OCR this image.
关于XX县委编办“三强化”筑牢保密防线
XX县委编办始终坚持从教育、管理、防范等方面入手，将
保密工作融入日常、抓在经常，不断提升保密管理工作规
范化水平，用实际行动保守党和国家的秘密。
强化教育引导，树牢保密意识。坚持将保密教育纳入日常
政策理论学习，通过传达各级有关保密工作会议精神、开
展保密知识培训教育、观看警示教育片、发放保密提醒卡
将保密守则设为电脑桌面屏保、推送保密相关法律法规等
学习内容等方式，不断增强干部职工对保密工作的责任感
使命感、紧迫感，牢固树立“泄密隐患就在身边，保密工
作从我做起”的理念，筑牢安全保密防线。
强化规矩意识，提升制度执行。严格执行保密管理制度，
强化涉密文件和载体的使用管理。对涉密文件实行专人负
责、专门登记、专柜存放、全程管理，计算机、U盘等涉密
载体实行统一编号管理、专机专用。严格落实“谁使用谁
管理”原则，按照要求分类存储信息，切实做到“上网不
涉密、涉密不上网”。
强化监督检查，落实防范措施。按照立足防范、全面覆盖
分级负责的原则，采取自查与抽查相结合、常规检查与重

* _Do this_: Each entry above needs to be retyped exactly.

* _Answer below_:
OCR this image.
关于XX县委编办“三强化”筑牢保密防线
XX县委编办始终坚持从教育、管理、防范等方面入手，将
保密工作融入日常、抓在经常，不断提升保密管理工作规
范化水平，用实际行动保守党和国家的秘密。
强化教育引导，树牢保密意识。坚持将保密教育纳入日常
政策理论学习，通过传达各级有关保密工作会议精神、开
展保密知识培训教育、观看警示教育片、发放保密提醒卡
将保密守则设为电脑桌面屏保、推送保密相关法律法规等
学习内容等方式，不断增强干部职工对保密工作的责任感
使命感、紧迫感，牢固树立“泄密隐患就在身边，保密工
作从我做起”的理念，筑牢安全保密防线。
强化规矩意识，提升制度执行。严格执行保密管理制度，
强化涉密文件和载体的使用管理。对涉密文件实行专人负
责、专门登记、专柜存放、全程管理，计算机、U盘等涉密
载体实行统一编号管理、专机专用。严格落实“谁使用谁
管理”原则，按照要求分类存储信息，切实做到“上网不
涉密、涉密不上网”。
强化监督检查，落实防范措施。按照立足防范、全面覆盖
分级负责的原则，采取自查与抽查相结合、常规检查与重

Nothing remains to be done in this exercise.